» **Exercise description**: Extract all lines that hold "name" from the records below.
--*--
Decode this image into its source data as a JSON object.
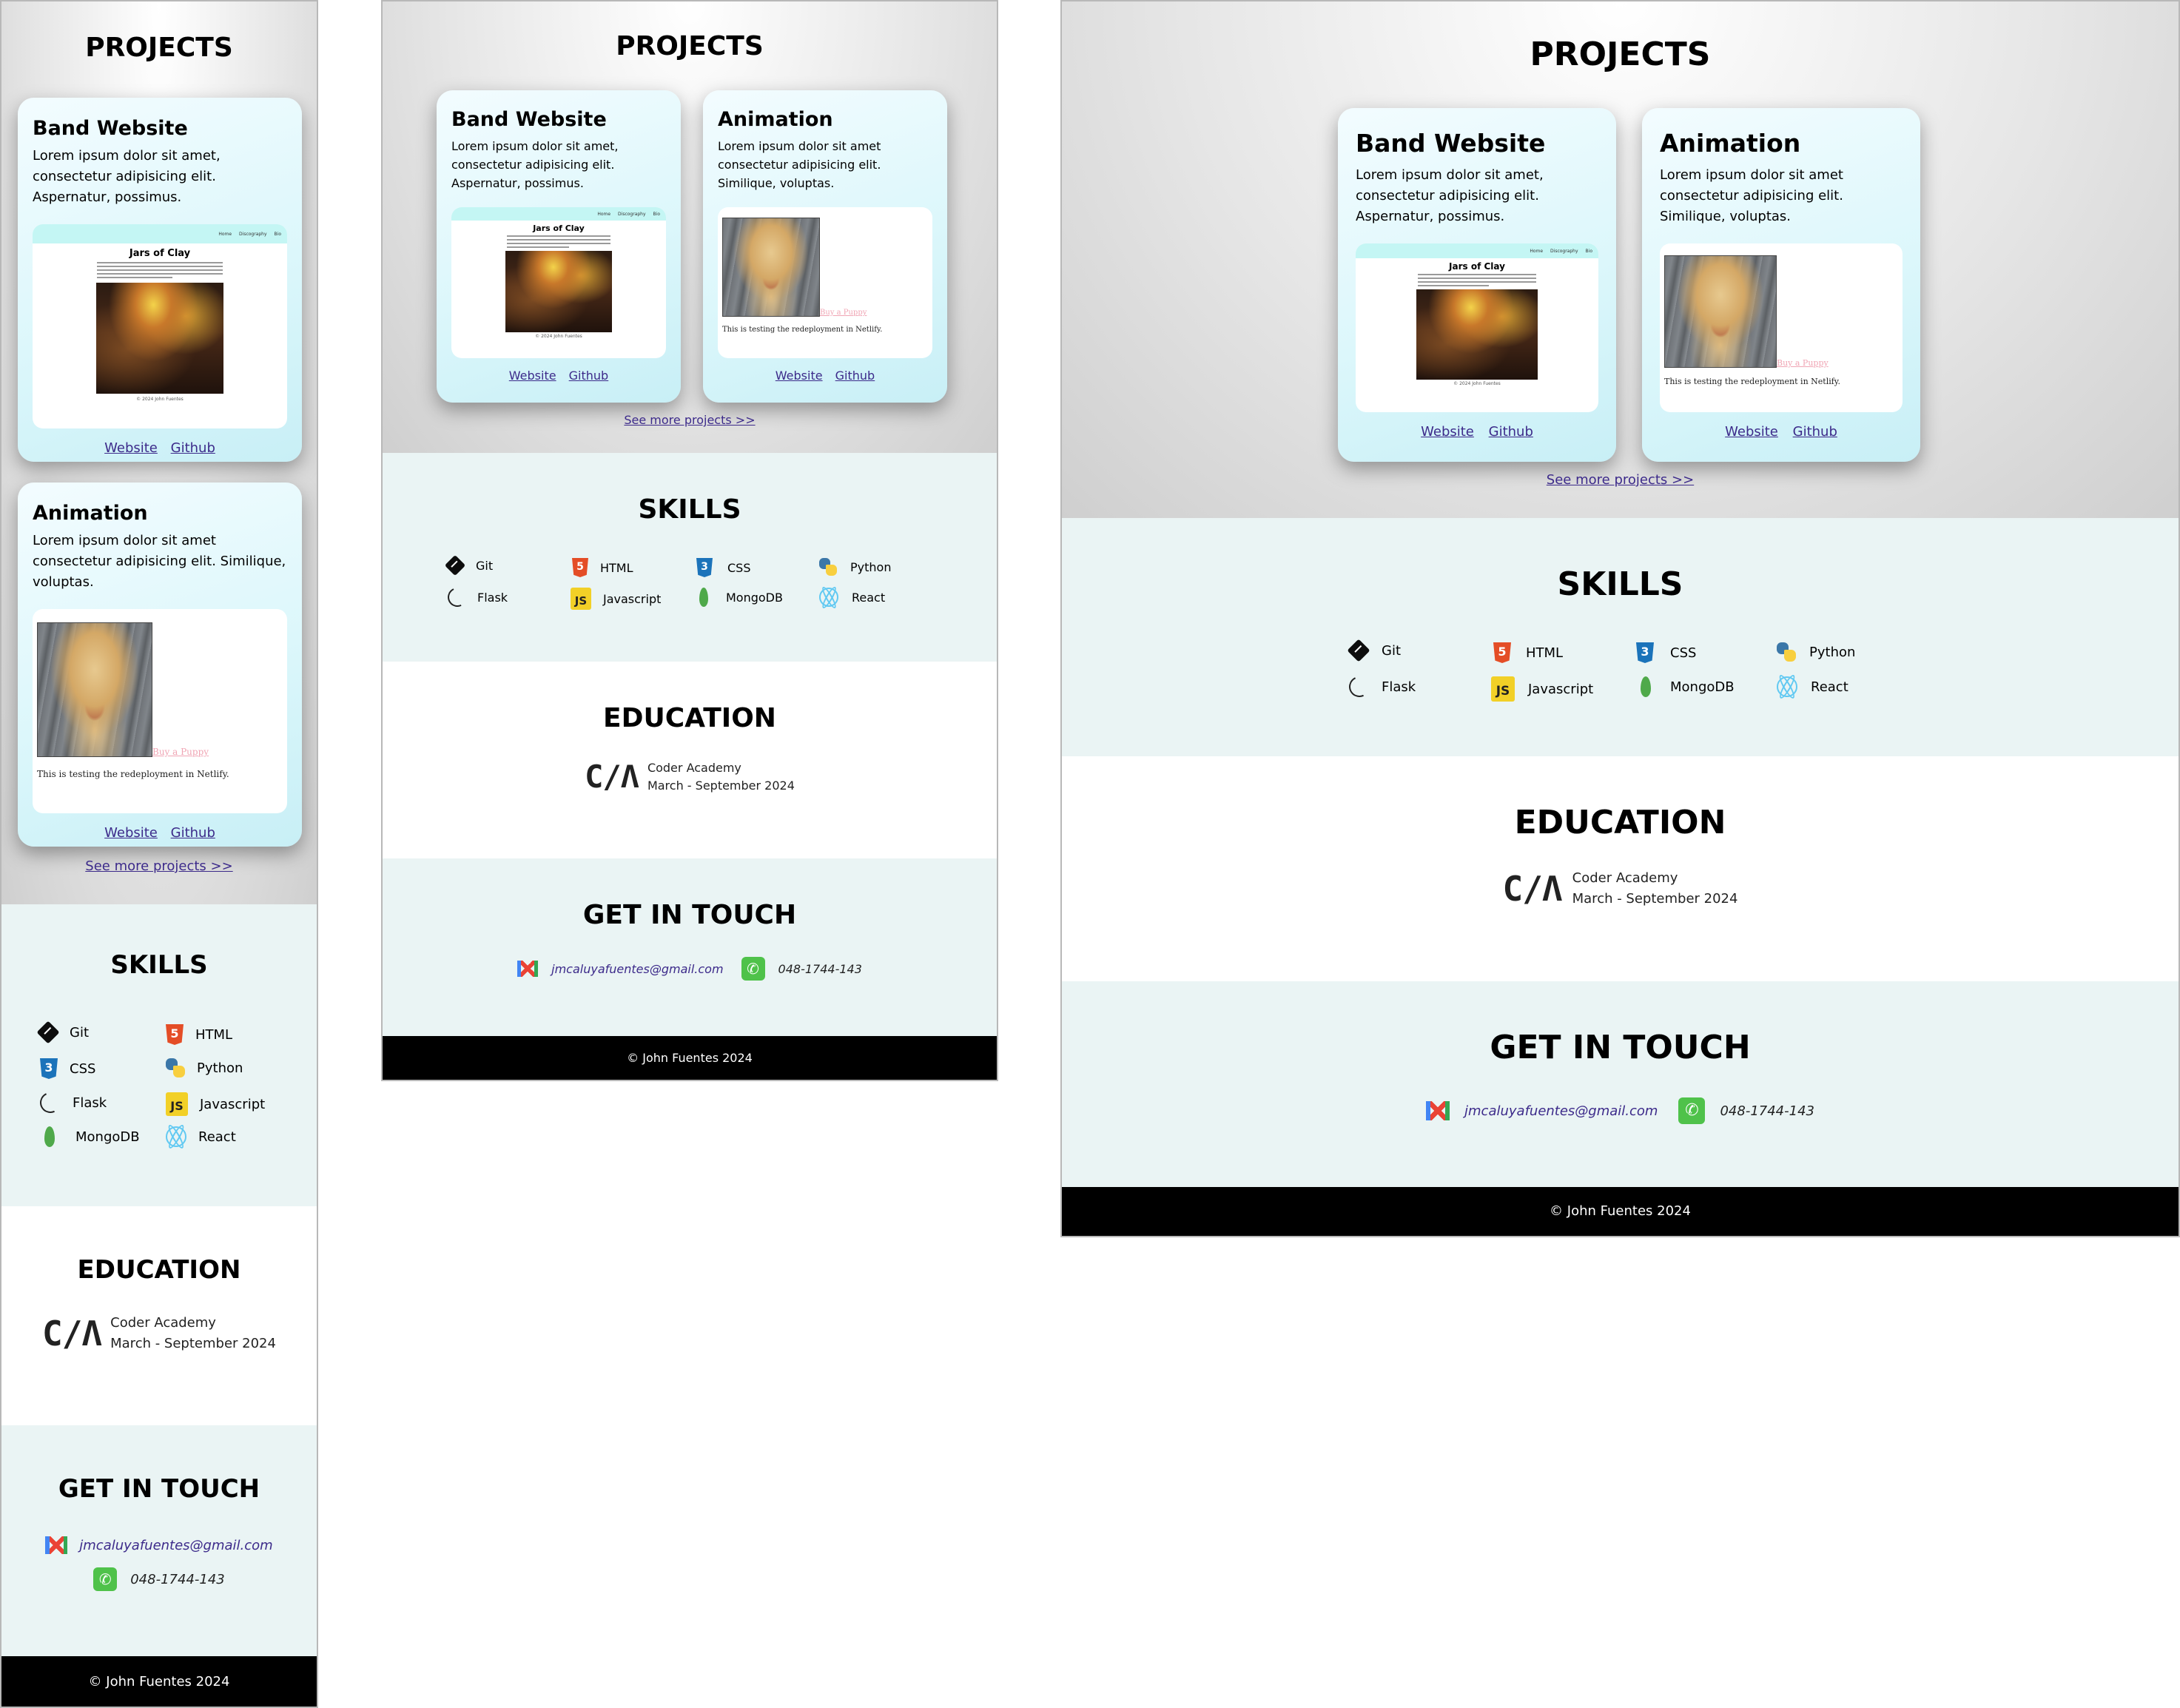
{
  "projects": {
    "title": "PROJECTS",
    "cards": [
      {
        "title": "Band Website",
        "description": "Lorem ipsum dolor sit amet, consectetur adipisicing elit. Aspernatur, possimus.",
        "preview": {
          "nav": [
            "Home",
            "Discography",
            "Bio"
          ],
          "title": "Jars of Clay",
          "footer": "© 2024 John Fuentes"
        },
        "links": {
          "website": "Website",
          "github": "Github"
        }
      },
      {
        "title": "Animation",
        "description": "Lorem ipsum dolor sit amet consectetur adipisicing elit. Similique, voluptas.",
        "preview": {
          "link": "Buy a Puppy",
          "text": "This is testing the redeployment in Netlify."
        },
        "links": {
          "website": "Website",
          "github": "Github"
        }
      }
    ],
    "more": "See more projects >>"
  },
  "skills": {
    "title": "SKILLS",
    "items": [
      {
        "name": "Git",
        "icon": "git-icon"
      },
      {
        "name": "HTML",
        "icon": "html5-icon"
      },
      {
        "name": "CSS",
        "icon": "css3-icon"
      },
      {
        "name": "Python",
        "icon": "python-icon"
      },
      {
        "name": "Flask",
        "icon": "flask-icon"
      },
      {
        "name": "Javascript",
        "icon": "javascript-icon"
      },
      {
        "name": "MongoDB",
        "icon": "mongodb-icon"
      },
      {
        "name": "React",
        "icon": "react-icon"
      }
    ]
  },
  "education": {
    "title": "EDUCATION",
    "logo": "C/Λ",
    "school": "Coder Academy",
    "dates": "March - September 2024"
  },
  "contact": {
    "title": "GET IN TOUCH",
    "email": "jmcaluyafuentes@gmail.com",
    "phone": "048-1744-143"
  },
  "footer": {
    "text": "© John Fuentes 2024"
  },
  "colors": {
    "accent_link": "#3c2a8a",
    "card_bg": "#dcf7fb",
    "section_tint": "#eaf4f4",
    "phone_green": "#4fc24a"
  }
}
--*--
» **Solution for this task**:
        "name": "Git",
        "name": "HTML",
        "name": "CSS",
        "name": "Python",
        "name": "Flask",
        "name": "Javascript",
        "name": "MongoDB",
        "name": "React",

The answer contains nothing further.